Extract each line of the material that follows exactly and omit its pictures.

ENTRIES PROVIDED =>
— start —
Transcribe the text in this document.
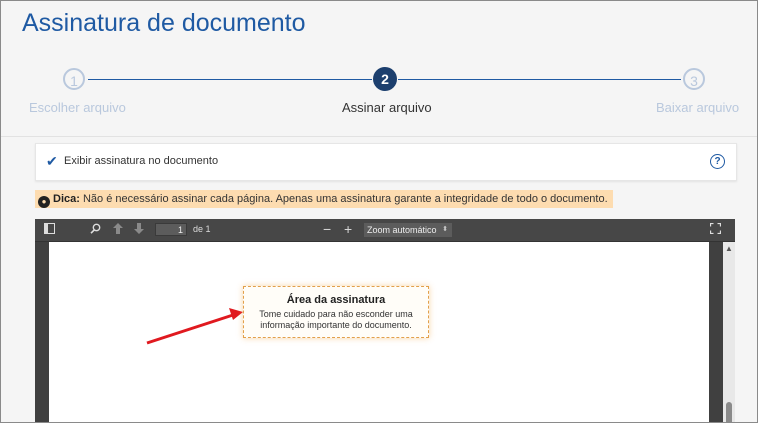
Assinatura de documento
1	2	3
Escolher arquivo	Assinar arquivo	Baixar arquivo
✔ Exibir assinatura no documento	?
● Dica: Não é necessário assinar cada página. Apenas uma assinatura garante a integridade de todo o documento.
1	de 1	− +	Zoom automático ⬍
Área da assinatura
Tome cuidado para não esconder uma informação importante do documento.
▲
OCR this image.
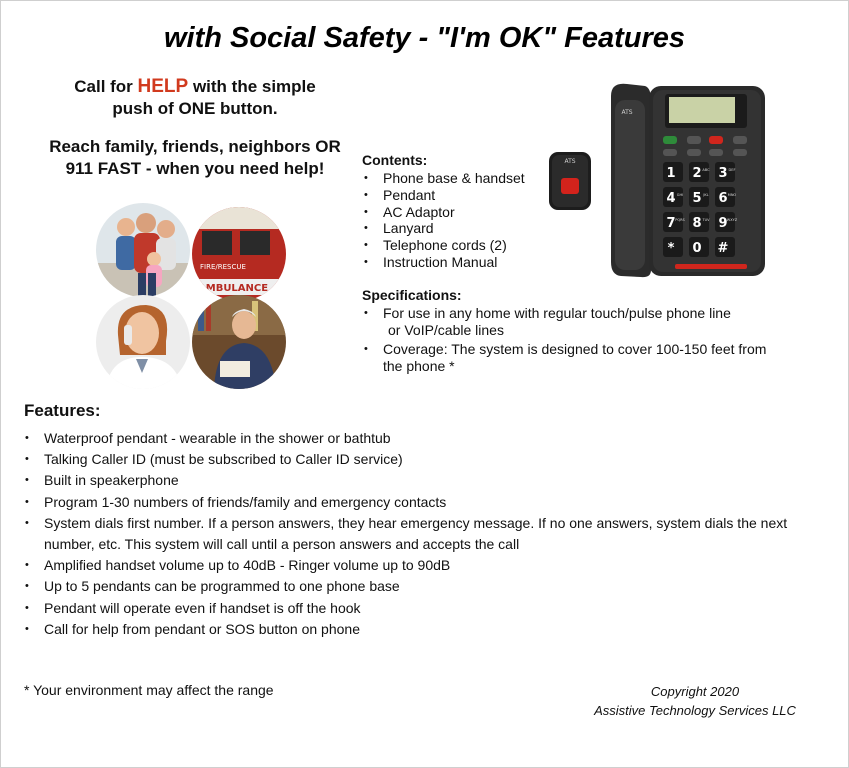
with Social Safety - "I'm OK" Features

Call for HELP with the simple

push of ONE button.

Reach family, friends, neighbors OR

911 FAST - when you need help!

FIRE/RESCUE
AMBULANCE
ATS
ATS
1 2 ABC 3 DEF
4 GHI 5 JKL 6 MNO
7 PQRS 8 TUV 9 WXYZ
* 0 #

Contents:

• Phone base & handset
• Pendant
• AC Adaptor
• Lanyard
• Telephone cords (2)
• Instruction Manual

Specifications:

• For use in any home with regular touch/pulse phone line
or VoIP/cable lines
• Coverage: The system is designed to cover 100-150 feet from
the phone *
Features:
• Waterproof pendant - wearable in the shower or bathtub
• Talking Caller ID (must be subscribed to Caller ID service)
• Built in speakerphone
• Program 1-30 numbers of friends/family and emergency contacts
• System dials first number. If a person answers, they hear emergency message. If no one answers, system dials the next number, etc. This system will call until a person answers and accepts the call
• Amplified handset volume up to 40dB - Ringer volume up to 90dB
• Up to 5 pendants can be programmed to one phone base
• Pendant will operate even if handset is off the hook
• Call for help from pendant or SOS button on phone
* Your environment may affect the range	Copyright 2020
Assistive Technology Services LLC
— end —
COMPLETE OUTPUT =>
Transcribe the text in this document.
Assinatura de documento
1	2	3
Escolher arquivo	Assinar arquivo	Baixar arquivo
✔ Exibir assinatura no documento	?
● Dica: Não é necessário assinar cada página. Apenas uma assinatura garante a integridade de todo o documento.
1	de 1	− +	Zoom automático ⬍
Área da assinatura
Tome cuidado para não esconder uma informação importante do documento.
▲
OCR this image.
with Social Safety - "I'm OK" Features

Call for HELP with the simple

push of ONE button.

Reach family, friends, neighbors OR

911 FAST - when you need help!

FIRE/RESCUE
AMBULANCE
ATS
ATS
1 2 ABC 3 DEF
4 GHI 5 JKL 6 MNO
7 PQRS 8 TUV 9 WXYZ
* 0 #

Contents:

• Phone base & handset
• Pendant
• AC Adaptor
• Lanyard
• Telephone cords (2)
• Instruction Manual

Specifications:

• For use in any home with regular touch/pulse phone line
or VoIP/cable lines
• Coverage: The system is designed to cover 100-150 feet from
the phone *
Features:
• Waterproof pendant - wearable in the shower or bathtub
• Talking Caller ID (must be subscribed to Caller ID service)
• Built in speakerphone
• Program 1-30 numbers of friends/family and emergency contacts
• System dials first number. If a person answers, they hear emergency message. If no one answers, system dials the next number, etc. This system will call until a person answers and accepts the call
• Amplified handset volume up to 40dB - Ringer volume up to 90dB
• Up to 5 pendants can be programmed to one phone base
• Pendant will operate even if handset is off the hook
• Call for help from pendant or SOS button on phone
* Your environment may affect the range	Copyright 2020
Assistive Technology Services LLC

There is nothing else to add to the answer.